**TO DO:**
Select the lines of the records containing the word "screenshot" and list them.

**DATA SUPPLIED:**
******

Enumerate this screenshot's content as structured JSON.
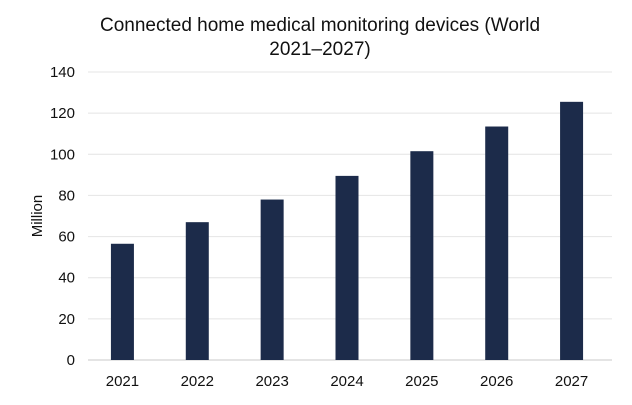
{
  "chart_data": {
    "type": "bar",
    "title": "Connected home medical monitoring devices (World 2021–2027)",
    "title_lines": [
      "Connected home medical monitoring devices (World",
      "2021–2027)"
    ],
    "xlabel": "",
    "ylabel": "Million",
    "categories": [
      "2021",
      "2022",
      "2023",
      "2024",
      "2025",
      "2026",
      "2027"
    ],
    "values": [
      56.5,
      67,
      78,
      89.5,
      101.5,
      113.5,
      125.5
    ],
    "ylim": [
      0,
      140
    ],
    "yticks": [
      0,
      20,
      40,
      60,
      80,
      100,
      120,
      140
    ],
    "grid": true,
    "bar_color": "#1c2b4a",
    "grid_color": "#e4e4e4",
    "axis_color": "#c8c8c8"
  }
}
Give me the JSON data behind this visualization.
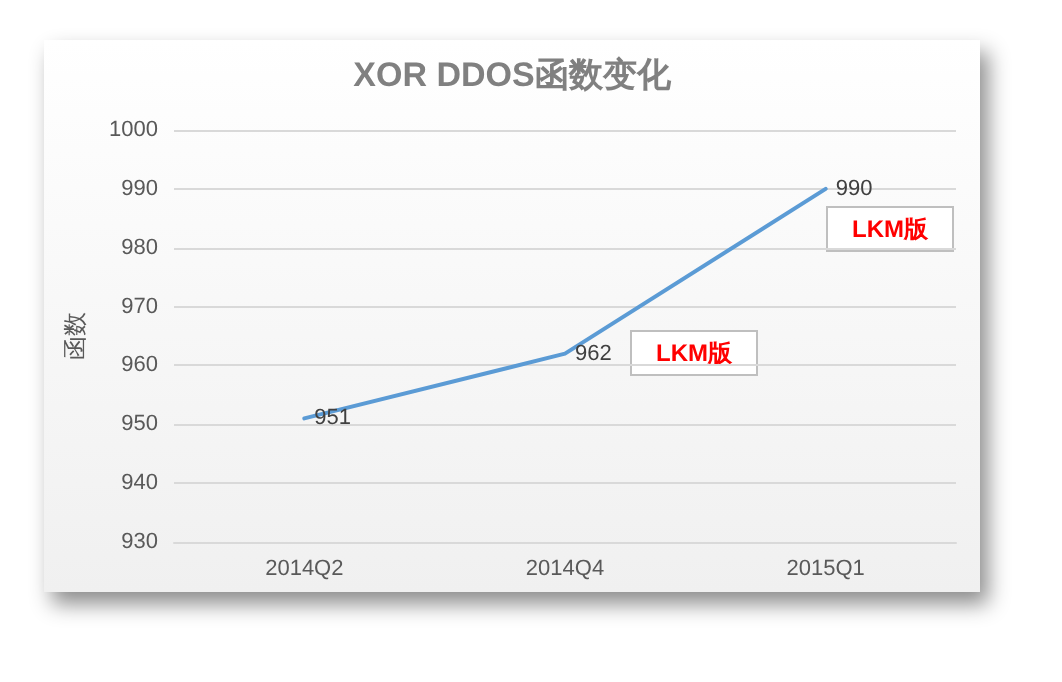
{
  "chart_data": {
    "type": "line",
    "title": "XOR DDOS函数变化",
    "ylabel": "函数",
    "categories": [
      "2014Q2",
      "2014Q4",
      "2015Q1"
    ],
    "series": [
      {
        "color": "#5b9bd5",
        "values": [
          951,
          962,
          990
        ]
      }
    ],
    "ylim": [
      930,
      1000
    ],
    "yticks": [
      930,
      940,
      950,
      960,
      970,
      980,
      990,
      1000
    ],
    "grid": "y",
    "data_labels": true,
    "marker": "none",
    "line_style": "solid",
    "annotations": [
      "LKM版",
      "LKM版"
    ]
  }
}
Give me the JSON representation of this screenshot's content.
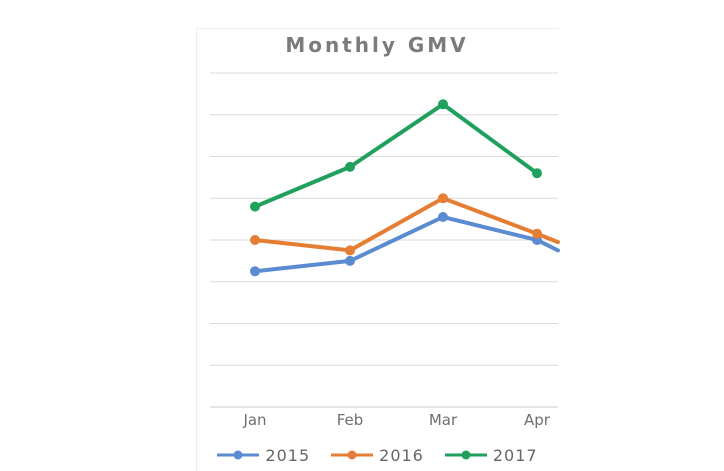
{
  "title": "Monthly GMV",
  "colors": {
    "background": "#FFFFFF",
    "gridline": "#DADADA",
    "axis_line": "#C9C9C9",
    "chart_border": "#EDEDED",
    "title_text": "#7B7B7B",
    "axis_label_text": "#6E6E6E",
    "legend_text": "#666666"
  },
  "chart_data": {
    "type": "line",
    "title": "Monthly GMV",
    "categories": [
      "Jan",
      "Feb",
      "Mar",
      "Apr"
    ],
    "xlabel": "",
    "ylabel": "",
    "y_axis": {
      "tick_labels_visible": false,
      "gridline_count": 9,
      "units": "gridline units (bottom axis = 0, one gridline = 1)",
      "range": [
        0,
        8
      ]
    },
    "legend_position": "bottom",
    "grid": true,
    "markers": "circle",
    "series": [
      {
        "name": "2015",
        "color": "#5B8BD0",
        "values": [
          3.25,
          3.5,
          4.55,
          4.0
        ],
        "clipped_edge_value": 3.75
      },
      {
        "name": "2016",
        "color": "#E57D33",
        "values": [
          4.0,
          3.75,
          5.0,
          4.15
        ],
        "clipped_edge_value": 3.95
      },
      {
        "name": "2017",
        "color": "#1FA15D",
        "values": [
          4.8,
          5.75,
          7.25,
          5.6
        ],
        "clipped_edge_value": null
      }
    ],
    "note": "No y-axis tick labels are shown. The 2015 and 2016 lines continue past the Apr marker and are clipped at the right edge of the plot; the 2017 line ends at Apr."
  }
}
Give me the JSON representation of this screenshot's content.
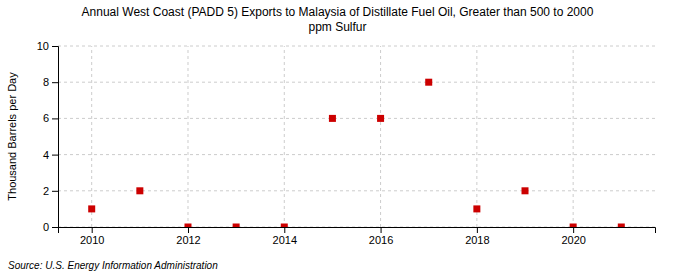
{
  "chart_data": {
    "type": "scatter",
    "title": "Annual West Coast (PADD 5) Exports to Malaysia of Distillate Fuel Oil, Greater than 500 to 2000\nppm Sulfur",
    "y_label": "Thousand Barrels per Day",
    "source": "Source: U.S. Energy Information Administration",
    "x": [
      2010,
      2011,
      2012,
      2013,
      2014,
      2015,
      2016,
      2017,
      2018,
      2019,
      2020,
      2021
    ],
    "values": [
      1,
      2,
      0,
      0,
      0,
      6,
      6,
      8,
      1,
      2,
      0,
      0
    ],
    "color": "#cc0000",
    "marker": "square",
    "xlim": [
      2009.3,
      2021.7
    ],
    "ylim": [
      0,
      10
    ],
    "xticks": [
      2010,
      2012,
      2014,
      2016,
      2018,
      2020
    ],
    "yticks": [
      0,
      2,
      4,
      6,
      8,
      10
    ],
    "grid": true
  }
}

******

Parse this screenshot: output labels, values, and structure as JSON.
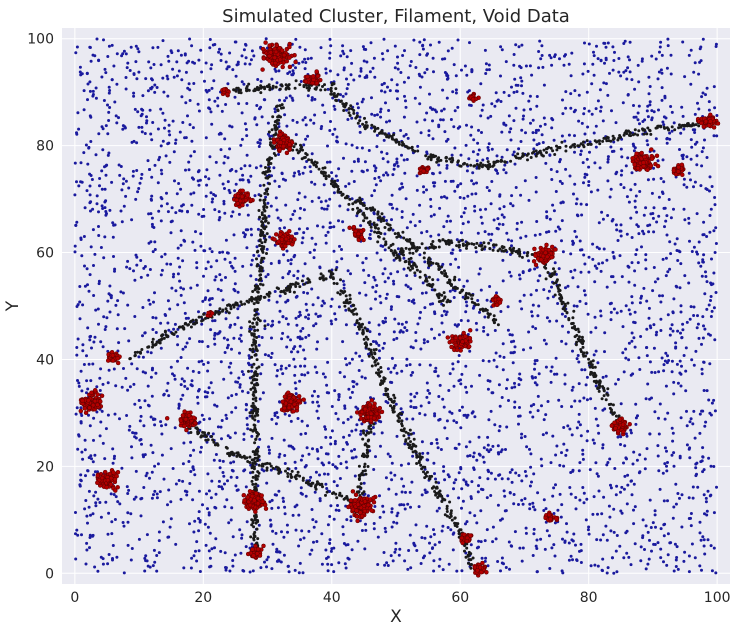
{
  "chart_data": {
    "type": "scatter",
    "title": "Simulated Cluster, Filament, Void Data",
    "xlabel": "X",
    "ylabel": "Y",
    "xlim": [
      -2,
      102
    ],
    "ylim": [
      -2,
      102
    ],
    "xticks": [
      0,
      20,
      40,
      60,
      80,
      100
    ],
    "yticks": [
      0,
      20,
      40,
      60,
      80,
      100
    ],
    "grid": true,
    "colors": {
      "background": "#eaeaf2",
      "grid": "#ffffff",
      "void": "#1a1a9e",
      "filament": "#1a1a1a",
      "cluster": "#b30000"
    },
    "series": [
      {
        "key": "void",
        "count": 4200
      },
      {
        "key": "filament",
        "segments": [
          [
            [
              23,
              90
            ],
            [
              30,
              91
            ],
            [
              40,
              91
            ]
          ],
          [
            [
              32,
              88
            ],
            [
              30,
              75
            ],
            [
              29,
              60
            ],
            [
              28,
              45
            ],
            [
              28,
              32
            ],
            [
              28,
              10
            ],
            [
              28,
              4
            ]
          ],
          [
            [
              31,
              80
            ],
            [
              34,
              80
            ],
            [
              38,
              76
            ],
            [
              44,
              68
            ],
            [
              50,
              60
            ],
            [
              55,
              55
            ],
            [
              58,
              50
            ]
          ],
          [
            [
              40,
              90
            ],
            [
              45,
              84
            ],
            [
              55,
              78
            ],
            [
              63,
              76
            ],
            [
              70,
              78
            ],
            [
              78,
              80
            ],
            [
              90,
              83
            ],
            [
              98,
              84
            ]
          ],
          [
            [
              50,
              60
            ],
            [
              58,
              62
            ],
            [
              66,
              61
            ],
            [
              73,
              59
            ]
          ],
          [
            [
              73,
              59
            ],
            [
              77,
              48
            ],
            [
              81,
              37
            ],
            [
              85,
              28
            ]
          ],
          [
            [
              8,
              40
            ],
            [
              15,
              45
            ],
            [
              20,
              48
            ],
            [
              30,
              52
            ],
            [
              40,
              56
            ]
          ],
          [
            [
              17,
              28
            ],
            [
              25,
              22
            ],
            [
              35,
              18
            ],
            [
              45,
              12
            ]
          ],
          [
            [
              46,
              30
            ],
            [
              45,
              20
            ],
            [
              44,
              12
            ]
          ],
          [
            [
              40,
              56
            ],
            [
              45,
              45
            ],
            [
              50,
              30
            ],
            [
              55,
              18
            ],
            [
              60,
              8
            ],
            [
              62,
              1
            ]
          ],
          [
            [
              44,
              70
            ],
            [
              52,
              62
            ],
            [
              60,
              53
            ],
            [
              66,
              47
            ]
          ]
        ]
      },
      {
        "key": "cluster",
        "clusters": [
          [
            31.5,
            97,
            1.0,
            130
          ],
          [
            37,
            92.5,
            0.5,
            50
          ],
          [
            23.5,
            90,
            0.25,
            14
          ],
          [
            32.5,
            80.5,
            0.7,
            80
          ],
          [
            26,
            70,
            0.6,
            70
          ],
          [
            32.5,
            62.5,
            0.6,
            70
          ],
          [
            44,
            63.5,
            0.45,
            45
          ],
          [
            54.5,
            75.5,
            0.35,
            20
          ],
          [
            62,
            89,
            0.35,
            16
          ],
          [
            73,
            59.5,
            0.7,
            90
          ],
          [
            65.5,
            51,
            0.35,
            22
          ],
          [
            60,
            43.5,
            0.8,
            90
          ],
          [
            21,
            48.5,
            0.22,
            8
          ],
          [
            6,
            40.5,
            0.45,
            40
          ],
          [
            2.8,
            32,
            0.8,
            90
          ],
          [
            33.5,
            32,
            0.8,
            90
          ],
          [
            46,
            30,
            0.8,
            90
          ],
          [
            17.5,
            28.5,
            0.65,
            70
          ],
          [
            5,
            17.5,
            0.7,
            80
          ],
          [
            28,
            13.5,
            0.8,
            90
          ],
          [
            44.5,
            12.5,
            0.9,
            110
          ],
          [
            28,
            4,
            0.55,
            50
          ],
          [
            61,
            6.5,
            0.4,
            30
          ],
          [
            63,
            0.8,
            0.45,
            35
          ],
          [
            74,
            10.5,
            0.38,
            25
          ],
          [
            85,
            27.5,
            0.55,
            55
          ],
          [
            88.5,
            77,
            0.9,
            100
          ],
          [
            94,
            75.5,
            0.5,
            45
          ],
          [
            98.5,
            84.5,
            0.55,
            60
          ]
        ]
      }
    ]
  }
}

******

**RESULT:**
Enumerate this screenshot's content as structured JSON.
Give me the JSON representation of this screenshot's content.
Give me the JSON representation of this screenshot's content.
Parse this screenshot: output labels, values, and structure as JSON.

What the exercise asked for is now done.